## What is needed
Look through the lines below and state how many hold the word "ffffff". Write only the number.

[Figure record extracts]
▽
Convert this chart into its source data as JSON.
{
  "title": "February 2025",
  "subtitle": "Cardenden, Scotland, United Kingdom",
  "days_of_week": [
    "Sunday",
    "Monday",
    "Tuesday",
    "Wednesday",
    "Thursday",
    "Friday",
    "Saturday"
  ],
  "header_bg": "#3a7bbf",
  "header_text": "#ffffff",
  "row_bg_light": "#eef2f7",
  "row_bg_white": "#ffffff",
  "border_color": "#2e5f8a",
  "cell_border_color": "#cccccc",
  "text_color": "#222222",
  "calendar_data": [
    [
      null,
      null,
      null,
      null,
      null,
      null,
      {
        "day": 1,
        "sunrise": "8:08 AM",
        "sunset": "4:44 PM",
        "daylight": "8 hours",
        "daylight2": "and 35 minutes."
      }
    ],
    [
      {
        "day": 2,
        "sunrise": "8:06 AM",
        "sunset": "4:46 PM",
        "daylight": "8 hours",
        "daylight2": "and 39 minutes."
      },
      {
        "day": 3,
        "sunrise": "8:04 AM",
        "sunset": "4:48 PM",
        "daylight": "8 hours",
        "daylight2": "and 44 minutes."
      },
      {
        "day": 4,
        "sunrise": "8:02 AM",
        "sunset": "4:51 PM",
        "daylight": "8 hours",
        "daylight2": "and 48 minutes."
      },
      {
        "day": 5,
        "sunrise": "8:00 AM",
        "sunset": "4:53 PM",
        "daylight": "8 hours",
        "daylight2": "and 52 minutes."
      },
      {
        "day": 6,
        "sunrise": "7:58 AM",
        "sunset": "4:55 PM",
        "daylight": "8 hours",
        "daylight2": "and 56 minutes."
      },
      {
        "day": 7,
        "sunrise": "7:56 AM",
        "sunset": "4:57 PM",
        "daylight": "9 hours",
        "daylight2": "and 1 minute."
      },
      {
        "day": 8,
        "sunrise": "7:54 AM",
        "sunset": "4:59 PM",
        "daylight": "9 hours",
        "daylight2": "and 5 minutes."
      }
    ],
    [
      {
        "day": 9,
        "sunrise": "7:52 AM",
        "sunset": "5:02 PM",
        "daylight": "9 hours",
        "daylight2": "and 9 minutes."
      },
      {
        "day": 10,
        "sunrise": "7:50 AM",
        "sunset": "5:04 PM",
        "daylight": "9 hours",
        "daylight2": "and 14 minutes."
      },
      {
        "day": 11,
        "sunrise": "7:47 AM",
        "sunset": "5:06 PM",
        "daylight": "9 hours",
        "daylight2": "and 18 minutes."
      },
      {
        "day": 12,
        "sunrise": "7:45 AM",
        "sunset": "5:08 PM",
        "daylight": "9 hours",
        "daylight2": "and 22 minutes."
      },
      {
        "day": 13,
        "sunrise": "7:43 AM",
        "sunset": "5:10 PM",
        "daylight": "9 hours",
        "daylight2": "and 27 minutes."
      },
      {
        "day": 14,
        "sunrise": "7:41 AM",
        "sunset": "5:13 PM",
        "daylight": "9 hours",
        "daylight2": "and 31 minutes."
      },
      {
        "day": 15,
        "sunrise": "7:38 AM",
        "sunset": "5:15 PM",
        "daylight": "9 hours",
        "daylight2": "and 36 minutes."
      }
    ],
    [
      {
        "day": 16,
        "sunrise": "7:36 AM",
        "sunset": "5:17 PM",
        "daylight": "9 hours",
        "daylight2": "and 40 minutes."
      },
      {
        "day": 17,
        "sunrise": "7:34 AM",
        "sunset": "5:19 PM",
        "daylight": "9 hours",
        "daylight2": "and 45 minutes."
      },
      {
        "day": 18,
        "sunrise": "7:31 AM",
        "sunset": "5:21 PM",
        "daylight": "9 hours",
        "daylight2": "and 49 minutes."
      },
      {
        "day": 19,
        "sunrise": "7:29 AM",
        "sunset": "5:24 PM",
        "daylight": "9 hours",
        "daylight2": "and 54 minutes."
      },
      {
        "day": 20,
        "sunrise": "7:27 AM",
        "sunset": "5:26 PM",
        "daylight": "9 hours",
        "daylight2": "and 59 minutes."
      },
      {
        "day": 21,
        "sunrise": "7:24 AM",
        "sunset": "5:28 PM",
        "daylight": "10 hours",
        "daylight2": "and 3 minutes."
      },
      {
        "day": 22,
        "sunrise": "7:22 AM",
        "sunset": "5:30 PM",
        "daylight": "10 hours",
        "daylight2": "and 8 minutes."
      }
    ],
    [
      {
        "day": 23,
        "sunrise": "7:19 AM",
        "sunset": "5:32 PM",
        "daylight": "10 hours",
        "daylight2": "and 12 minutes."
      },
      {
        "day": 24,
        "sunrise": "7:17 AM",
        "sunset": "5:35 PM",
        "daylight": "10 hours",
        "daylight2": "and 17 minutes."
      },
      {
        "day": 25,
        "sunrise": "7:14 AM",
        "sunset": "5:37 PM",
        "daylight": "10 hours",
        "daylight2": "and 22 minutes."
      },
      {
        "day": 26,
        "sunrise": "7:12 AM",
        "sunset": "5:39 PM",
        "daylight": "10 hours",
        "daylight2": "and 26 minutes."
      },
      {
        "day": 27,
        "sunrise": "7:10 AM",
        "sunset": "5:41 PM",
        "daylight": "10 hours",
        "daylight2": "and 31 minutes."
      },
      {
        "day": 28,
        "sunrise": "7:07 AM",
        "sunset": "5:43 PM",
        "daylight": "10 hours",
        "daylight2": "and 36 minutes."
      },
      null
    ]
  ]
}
△
## Final answer
2